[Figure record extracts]
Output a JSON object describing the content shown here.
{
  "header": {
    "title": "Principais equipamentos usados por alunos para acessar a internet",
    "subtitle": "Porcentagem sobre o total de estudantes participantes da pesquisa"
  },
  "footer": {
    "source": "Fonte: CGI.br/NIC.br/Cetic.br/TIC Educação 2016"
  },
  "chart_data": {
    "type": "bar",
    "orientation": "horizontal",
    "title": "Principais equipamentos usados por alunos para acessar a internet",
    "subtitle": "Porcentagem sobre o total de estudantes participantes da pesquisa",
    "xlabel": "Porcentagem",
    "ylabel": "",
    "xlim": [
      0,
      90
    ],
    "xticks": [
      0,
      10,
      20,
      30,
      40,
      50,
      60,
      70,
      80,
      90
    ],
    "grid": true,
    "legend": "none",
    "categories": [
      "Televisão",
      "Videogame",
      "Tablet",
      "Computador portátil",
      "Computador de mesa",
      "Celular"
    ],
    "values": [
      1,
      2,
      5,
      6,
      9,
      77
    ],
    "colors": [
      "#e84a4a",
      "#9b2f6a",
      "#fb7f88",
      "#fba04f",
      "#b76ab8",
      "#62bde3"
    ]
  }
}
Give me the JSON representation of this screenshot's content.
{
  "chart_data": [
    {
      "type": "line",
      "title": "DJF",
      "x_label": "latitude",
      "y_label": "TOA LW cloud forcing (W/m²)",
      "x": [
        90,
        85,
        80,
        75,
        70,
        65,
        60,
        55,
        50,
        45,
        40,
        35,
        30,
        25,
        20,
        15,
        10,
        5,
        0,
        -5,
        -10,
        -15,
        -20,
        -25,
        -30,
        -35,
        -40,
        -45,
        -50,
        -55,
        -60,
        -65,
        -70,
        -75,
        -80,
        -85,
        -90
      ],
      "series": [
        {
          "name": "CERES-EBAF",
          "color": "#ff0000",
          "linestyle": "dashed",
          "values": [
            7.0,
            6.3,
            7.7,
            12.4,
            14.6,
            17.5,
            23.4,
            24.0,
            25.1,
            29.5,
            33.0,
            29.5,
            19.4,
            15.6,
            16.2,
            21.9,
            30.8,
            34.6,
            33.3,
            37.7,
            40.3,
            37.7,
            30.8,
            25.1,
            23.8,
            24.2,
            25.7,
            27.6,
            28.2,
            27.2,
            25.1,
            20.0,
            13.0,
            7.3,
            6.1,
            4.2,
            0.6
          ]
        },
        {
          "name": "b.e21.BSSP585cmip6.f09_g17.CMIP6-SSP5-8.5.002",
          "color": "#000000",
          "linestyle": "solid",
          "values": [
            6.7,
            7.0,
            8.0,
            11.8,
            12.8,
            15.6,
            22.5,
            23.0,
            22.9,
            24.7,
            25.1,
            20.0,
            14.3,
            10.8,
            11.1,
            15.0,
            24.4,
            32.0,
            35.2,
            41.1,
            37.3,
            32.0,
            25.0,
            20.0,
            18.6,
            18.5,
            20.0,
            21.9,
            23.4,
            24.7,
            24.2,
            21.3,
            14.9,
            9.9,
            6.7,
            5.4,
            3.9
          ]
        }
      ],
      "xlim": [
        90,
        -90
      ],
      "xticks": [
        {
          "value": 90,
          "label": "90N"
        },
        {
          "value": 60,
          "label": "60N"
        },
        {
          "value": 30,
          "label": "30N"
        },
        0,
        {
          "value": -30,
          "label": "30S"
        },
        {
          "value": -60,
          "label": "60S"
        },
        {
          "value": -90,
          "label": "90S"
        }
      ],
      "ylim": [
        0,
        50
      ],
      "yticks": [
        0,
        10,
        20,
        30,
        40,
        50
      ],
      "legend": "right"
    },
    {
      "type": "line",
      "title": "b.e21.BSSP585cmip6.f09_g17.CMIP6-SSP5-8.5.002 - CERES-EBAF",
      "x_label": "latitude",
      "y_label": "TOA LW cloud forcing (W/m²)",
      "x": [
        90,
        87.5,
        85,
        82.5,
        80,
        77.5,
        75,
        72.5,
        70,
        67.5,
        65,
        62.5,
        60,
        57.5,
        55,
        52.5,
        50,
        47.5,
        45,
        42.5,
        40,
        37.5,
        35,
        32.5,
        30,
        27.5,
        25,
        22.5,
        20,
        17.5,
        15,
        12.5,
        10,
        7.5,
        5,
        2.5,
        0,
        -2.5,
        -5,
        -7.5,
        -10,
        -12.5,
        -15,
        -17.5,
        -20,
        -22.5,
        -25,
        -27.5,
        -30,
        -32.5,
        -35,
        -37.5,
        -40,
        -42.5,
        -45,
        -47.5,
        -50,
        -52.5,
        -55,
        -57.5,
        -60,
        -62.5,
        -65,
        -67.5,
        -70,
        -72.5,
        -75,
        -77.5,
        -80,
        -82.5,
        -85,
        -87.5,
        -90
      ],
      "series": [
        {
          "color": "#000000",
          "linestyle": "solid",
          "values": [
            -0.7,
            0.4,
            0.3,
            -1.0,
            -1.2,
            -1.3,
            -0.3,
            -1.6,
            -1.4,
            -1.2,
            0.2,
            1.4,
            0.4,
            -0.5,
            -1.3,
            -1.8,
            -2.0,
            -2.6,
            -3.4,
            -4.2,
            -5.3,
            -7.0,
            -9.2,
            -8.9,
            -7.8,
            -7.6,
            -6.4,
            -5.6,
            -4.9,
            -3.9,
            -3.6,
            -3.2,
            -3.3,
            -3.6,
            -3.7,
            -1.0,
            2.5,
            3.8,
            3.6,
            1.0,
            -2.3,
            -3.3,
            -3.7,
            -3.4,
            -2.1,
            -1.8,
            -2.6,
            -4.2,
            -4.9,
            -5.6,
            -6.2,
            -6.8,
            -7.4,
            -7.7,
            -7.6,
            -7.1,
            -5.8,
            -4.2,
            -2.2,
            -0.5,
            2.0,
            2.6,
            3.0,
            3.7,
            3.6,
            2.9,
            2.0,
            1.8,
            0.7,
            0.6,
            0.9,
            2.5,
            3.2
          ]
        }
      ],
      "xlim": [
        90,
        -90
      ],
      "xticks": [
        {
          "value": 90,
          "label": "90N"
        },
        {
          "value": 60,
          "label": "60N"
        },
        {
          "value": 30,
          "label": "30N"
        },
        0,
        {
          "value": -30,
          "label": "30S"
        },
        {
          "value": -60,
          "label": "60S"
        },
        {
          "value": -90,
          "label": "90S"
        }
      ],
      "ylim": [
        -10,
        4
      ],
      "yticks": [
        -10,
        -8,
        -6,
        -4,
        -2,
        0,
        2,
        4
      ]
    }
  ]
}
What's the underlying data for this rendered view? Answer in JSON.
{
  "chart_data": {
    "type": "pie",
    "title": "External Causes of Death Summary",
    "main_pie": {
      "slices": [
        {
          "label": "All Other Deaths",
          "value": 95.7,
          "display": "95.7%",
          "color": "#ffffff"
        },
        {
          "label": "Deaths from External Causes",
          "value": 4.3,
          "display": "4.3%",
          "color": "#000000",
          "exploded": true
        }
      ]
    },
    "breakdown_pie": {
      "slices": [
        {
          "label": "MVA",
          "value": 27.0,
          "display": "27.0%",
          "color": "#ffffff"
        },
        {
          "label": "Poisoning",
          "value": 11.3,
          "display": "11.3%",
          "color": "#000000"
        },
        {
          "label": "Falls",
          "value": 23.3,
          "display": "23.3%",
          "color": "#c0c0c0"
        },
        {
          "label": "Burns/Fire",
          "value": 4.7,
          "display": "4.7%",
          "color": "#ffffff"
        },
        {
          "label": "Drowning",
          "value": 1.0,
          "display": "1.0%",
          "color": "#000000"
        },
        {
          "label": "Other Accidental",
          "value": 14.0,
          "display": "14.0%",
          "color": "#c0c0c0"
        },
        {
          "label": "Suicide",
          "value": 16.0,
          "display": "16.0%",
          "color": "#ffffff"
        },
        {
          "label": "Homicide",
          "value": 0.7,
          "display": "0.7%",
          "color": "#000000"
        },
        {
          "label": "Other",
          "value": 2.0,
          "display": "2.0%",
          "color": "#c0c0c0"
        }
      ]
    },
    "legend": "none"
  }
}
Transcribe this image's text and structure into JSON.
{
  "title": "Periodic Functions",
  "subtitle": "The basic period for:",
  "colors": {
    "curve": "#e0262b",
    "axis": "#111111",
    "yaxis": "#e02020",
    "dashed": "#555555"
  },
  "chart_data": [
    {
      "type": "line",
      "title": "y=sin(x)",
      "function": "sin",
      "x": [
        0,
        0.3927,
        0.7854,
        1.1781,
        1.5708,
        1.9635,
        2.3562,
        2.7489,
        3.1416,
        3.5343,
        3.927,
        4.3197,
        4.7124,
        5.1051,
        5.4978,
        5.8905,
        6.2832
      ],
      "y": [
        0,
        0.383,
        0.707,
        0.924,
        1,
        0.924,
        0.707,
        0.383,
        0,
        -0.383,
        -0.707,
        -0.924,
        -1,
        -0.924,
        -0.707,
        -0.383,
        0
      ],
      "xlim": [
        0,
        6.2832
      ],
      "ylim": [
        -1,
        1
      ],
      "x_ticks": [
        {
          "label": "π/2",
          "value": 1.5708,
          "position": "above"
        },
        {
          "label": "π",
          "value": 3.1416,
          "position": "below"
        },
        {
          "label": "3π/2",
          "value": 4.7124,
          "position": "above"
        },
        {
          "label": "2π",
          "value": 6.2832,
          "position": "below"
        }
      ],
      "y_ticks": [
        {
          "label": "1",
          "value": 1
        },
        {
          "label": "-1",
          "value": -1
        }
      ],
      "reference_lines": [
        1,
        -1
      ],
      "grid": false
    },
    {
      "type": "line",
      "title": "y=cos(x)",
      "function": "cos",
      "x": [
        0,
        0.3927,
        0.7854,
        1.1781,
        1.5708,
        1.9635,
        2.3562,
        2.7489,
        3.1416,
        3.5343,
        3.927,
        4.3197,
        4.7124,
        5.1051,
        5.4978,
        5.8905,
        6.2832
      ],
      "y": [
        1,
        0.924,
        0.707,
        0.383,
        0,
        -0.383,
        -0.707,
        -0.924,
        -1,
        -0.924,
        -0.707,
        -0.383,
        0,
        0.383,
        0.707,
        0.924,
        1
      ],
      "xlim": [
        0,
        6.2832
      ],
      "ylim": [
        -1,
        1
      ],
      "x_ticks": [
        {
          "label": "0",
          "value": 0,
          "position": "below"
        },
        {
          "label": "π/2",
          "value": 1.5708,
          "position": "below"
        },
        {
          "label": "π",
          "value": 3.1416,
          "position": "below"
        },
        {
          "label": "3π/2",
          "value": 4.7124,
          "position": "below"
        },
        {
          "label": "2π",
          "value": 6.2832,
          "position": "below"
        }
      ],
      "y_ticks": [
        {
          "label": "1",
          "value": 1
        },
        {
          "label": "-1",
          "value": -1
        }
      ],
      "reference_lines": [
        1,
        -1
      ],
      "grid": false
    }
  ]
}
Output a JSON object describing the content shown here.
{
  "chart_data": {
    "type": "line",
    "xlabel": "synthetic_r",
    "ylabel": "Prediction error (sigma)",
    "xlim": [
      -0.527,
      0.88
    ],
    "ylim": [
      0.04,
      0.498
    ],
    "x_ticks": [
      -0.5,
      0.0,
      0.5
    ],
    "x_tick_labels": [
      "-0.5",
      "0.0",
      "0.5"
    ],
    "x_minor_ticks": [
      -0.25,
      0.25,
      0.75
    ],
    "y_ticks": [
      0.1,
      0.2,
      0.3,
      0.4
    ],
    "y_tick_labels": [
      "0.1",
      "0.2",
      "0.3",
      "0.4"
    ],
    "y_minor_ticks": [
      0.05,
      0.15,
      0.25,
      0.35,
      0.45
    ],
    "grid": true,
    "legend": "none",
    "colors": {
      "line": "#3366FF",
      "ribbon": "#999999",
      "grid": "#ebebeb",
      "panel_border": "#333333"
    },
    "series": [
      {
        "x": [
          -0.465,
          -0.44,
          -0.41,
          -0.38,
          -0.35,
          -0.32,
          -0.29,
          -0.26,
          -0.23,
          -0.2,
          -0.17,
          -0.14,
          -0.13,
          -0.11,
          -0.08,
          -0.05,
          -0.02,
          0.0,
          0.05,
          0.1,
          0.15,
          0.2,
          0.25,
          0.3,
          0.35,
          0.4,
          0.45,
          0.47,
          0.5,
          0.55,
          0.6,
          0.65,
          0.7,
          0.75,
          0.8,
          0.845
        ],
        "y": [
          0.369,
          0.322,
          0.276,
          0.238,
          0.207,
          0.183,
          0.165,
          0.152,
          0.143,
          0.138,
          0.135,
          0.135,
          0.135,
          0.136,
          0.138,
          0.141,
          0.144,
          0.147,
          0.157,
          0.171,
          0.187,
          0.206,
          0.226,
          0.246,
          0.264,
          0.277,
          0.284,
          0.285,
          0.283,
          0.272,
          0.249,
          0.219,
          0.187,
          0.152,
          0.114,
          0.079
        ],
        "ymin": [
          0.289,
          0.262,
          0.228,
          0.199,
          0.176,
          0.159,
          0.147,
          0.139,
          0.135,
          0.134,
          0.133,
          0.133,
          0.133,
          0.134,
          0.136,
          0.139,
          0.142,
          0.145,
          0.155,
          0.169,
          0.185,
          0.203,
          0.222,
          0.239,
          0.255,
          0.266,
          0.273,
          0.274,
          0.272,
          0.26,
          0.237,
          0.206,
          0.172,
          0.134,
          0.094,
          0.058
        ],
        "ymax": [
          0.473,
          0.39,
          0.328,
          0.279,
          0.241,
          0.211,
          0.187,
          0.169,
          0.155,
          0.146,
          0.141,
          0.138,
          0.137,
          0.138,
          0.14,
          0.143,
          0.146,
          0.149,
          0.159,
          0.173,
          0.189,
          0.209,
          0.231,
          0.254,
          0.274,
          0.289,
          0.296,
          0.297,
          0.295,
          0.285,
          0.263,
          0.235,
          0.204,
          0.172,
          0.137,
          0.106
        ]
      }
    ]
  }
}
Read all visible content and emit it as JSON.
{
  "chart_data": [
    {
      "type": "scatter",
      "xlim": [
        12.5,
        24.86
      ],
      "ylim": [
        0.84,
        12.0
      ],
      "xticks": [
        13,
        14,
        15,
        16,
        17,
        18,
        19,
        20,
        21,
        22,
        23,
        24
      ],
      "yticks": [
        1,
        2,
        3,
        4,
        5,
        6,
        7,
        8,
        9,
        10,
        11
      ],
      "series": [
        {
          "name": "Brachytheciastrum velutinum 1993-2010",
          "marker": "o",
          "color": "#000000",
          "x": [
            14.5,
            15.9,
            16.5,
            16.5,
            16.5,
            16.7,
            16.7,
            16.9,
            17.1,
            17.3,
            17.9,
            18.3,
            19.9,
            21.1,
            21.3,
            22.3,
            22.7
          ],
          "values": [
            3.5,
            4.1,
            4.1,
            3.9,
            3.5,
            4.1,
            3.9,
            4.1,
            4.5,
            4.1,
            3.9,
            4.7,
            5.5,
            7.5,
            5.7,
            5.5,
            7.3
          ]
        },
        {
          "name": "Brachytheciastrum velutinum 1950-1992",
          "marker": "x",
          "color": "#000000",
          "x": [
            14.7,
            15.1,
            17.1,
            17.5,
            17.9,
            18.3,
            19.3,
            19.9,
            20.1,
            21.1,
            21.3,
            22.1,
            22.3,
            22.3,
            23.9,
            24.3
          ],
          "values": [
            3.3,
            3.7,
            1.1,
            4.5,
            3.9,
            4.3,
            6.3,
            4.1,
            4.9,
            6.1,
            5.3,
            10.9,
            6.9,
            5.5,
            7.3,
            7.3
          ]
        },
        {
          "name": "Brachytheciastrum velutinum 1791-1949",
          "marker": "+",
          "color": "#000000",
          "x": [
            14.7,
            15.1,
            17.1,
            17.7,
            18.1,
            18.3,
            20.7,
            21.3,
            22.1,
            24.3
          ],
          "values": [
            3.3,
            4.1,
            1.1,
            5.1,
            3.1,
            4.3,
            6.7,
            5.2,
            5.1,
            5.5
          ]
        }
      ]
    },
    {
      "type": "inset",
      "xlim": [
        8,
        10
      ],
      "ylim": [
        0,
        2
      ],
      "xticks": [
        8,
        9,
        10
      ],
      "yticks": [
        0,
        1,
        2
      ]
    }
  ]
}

→ **WHAT YOU HAVE TO DO**: Select, from the listing, all lines that include the word "content".

→ **SOLUTION BELOW**:
Output a JSON object describing the content shown here.
Give me the JSON representation of this screenshot's content.
Output a JSON object describing the content shown here.
Read all visible content and emit it as JSON.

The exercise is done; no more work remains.